— begin Entries —

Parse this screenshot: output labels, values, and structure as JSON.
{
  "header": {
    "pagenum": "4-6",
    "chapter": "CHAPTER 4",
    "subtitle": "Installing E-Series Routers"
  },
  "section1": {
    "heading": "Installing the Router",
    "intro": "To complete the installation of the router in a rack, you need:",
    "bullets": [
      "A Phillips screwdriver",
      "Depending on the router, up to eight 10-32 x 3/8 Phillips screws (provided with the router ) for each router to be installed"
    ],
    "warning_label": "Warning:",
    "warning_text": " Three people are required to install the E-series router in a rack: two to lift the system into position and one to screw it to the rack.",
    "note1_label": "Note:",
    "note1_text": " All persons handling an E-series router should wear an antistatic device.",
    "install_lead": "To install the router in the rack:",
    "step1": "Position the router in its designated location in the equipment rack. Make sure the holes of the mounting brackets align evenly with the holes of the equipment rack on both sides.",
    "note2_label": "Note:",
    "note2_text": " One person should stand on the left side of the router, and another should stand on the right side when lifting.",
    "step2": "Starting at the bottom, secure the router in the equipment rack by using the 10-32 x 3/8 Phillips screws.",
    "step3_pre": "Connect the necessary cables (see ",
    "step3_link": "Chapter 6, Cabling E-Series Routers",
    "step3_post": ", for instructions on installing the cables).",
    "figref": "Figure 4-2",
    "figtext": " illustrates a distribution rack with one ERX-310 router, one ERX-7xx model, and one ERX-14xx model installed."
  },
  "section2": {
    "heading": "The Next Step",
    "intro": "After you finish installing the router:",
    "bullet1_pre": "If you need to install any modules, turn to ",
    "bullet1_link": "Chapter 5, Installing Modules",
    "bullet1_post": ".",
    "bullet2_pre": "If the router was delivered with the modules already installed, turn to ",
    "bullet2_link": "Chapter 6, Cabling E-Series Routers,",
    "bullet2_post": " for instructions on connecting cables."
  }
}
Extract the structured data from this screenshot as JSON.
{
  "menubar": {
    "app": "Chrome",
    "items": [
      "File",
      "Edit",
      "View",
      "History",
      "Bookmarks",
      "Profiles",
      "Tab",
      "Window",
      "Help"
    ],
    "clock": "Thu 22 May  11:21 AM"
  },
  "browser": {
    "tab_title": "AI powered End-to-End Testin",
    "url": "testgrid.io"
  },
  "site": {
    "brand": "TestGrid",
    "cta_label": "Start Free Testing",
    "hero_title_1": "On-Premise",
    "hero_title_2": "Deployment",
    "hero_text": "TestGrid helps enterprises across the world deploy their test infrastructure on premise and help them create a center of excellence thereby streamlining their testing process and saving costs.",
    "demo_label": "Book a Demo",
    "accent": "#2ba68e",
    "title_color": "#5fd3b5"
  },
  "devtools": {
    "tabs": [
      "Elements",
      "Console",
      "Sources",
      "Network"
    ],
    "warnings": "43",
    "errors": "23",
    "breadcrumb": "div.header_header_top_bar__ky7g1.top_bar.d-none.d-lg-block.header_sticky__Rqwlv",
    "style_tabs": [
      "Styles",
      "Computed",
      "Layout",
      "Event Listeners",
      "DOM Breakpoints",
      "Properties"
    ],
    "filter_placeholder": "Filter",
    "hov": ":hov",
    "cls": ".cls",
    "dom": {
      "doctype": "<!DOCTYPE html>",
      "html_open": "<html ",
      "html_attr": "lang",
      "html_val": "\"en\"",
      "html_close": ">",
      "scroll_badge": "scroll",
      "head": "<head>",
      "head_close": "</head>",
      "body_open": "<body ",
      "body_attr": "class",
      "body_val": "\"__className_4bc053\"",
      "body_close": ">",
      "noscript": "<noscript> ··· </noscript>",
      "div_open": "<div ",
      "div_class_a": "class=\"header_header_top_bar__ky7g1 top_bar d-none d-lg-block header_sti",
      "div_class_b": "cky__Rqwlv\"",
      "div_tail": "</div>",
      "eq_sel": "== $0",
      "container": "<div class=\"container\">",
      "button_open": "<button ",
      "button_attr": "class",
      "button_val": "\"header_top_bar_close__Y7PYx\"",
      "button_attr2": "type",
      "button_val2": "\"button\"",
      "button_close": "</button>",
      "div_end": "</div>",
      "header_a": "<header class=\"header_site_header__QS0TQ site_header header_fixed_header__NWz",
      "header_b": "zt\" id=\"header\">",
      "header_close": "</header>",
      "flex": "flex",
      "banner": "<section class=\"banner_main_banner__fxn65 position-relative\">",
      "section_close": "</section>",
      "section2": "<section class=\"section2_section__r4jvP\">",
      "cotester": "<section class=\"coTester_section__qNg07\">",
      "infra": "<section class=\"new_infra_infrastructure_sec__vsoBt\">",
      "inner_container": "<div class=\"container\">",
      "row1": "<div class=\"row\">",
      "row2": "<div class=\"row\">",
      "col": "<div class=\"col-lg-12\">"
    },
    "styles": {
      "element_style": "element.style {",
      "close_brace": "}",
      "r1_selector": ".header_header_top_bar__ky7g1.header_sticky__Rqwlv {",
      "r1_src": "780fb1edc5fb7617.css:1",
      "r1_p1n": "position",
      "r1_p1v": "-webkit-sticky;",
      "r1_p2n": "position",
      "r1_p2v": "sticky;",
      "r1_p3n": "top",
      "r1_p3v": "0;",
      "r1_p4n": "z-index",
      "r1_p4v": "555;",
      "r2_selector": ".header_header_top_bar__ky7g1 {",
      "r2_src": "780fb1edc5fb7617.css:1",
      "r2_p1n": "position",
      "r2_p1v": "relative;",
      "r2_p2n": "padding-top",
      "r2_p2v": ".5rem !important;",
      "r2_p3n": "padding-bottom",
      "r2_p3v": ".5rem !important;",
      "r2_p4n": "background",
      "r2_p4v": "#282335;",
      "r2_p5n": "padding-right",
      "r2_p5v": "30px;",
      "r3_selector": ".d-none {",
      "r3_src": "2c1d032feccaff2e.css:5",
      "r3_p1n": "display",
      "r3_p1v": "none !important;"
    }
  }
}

— end Entries —

_Exercise task:_ Every record should be given again exactly.

_Result of this exercise:_
Parse this screenshot: output labels, values, and structure as JSON.
{
  "header": {
    "pagenum": "4-6",
    "chapter": "CHAPTER 4",
    "subtitle": "Installing E-Series Routers"
  },
  "section1": {
    "heading": "Installing the Router",
    "intro": "To complete the installation of the router in a rack, you need:",
    "bullets": [
      "A Phillips screwdriver",
      "Depending on the router, up to eight 10-32 x 3/8 Phillips screws (provided with the router ) for each router to be installed"
    ],
    "warning_label": "Warning:",
    "warning_text": " Three people are required to install the E-series router in a rack: two to lift the system into position and one to screw it to the rack.",
    "note1_label": "Note:",
    "note1_text": " All persons handling an E-series router should wear an antistatic device.",
    "install_lead": "To install the router in the rack:",
    "step1": "Position the router in its designated location in the equipment rack. Make sure the holes of the mounting brackets align evenly with the holes of the equipment rack on both sides.",
    "note2_label": "Note:",
    "note2_text": " One person should stand on the left side of the router, and another should stand on the right side when lifting.",
    "step2": "Starting at the bottom, secure the router in the equipment rack by using the 10-32 x 3/8 Phillips screws.",
    "step3_pre": "Connect the necessary cables (see ",
    "step3_link": "Chapter 6, Cabling E-Series Routers",
    "step3_post": ", for instructions on installing the cables).",
    "figref": "Figure 4-2",
    "figtext": " illustrates a distribution rack with one ERX-310 router, one ERX-7xx model, and one ERX-14xx model installed."
  },
  "section2": {
    "heading": "The Next Step",
    "intro": "After you finish installing the router:",
    "bullet1_pre": "If you need to install any modules, turn to ",
    "bullet1_link": "Chapter 5, Installing Modules",
    "bullet1_post": ".",
    "bullet2_pre": "If the router was delivered with the modules already installed, turn to ",
    "bullet2_link": "Chapter 6, Cabling E-Series Routers,",
    "bullet2_post": " for instructions on connecting cables."
  }
}
Extract the structured data from this screenshot as JSON.
{
  "menubar": {
    "app": "Chrome",
    "items": [
      "File",
      "Edit",
      "View",
      "History",
      "Bookmarks",
      "Profiles",
      "Tab",
      "Window",
      "Help"
    ],
    "clock": "Thu 22 May  11:21 AM"
  },
  "browser": {
    "tab_title": "AI powered End-to-End Testin",
    "url": "testgrid.io"
  },
  "site": {
    "brand": "TestGrid",
    "cta_label": "Start Free Testing",
    "hero_title_1": "On-Premise",
    "hero_title_2": "Deployment",
    "hero_text": "TestGrid helps enterprises across the world deploy their test infrastructure on premise and help them create a center of excellence thereby streamlining their testing process and saving costs.",
    "demo_label": "Book a Demo",
    "accent": "#2ba68e",
    "title_color": "#5fd3b5"
  },
  "devtools": {
    "tabs": [
      "Elements",
      "Console",
      "Sources",
      "Network"
    ],
    "warnings": "43",
    "errors": "23",
    "breadcrumb": "div.header_header_top_bar__ky7g1.top_bar.d-none.d-lg-block.header_sticky__Rqwlv",
    "style_tabs": [
      "Styles",
      "Computed",
      "Layout",
      "Event Listeners",
      "DOM Breakpoints",
      "Properties"
    ],
    "filter_placeholder": "Filter",
    "hov": ":hov",
    "cls": ".cls",
    "dom": {
      "doctype": "<!DOCTYPE html>",
      "html_open": "<html ",
      "html_attr": "lang",
      "html_val": "\"en\"",
      "html_close": ">",
      "scroll_badge": "scroll",
      "head": "<head>",
      "head_close": "</head>",
      "body_open": "<body ",
      "body_attr": "class",
      "body_val": "\"__className_4bc053\"",
      "body_close": ">",
      "noscript": "<noscript> ··· </noscript>",
      "div_open": "<div ",
      "div_class_a": "class=\"header_header_top_bar__ky7g1 top_bar d-none d-lg-block header_sti",
      "div_class_b": "cky__Rqwlv\"",
      "div_tail": "</div>",
      "eq_sel": "== $0",
      "container": "<div class=\"container\">",
      "button_open": "<button ",
      "button_attr": "class",
      "button_val": "\"header_top_bar_close__Y7PYx\"",
      "button_attr2": "type",
      "button_val2": "\"button\"",
      "button_close": "</button>",
      "div_end": "</div>",
      "header_a": "<header class=\"header_site_header__QS0TQ site_header header_fixed_header__NWz",
      "header_b": "zt\" id=\"header\">",
      "header_close": "</header>",
      "flex": "flex",
      "banner": "<section class=\"banner_main_banner__fxn65 position-relative\">",
      "section_close": "</section>",
      "section2": "<section class=\"section2_section__r4jvP\">",
      "cotester": "<section class=\"coTester_section__qNg07\">",
      "infra": "<section class=\"new_infra_infrastructure_sec__vsoBt\">",
      "inner_container": "<div class=\"container\">",
      "row1": "<div class=\"row\">",
      "row2": "<div class=\"row\">",
      "col": "<div class=\"col-lg-12\">"
    },
    "styles": {
      "element_style": "element.style {",
      "close_brace": "}",
      "r1_selector": ".header_header_top_bar__ky7g1.header_sticky__Rqwlv {",
      "r1_src": "780fb1edc5fb7617.css:1",
      "r1_p1n": "position",
      "r1_p1v": "-webkit-sticky;",
      "r1_p2n": "position",
      "r1_p2v": "sticky;",
      "r1_p3n": "top",
      "r1_p3v": "0;",
      "r1_p4n": "z-index",
      "r1_p4v": "555;",
      "r2_selector": ".header_header_top_bar__ky7g1 {",
      "r2_src": "780fb1edc5fb7617.css:1",
      "r2_p1n": "position",
      "r2_p1v": "relative;",
      "r2_p2n": "padding-top",
      "r2_p2v": ".5rem !important;",
      "r2_p3n": "padding-bottom",
      "r2_p3v": ".5rem !important;",
      "r2_p4n": "background",
      "r2_p4v": "#282335;",
      "r2_p5n": "padding-right",
      "r2_p5v": "30px;",
      "r3_selector": ".d-none {",
      "r3_src": "2c1d032feccaff2e.css:5",
      "r3_p1n": "display",
      "r3_p1v": "none !important;"
    }
  }
}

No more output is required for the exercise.